» **Figure data in JSON**:
====================

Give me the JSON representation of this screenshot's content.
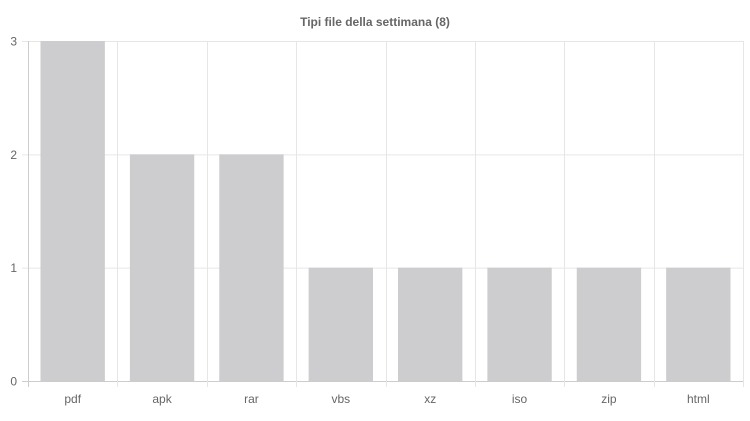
{
  "chart_data": {
    "type": "bar",
    "title": "Tipi file della settimana (8)",
    "categories": [
      "pdf",
      "apk",
      "rar",
      "vbs",
      "xz",
      "iso",
      "zip",
      "html"
    ],
    "values": [
      3,
      2,
      2,
      1,
      1,
      1,
      1,
      1
    ],
    "ylim": [
      0,
      3
    ],
    "yticks": [
      0,
      1,
      2,
      3
    ],
    "xlabel": "",
    "ylabel": "",
    "grid": true,
    "legend": "none",
    "bar_color": "#cdcdcf",
    "grid_color": "#e6e6e6",
    "axis_color": "#cccccc",
    "text_color": "#666666"
  }
}
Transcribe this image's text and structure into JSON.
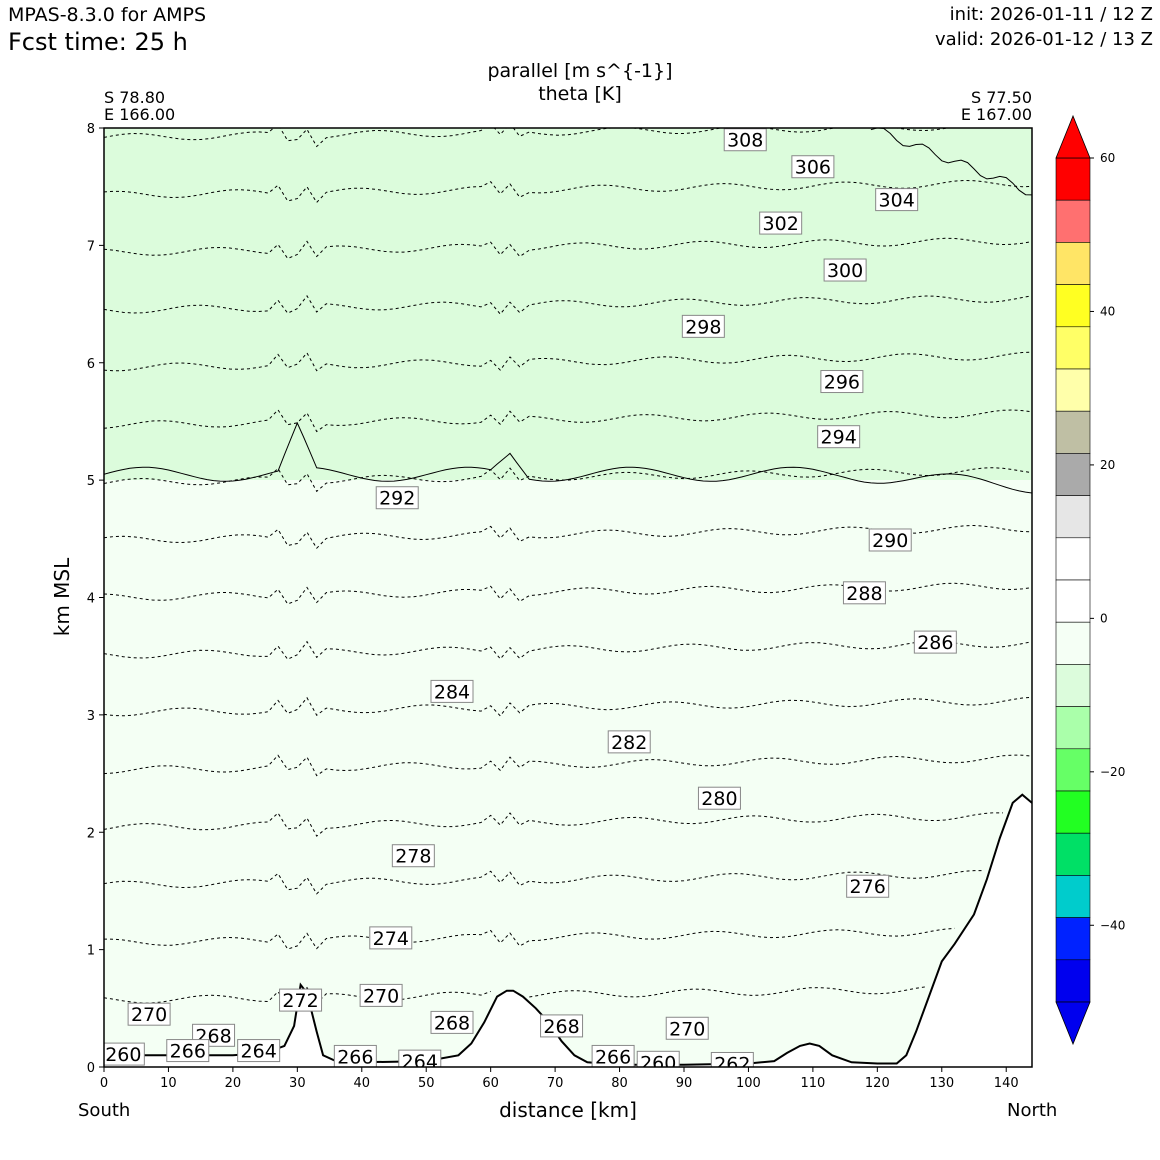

====================

» **PROBLEM TO WORK ON**: Output every entry verbatim. Pictures do not belong in the copy.

» **WRITTEN ANSWER**:
Give me the JSON representation of this screenshot's content.
{
  "chart_data": {
    "type": "bar",
    "title": "Tipi file della settimana (8)",
    "categories": [
      "pdf",
      "apk",
      "rar",
      "vbs",
      "xz",
      "iso",
      "zip",
      "html"
    ],
    "values": [
      3,
      2,
      2,
      1,
      1,
      1,
      1,
      1
    ],
    "ylim": [
      0,
      3
    ],
    "yticks": [
      0,
      1,
      2,
      3
    ],
    "xlabel": "",
    "ylabel": "",
    "grid": true,
    "legend": "none",
    "bar_color": "#cdcdcf",
    "grid_color": "#e6e6e6",
    "axis_color": "#cccccc",
    "text_color": "#666666"
  }
}
Transcribe this image's text and structure into JSON.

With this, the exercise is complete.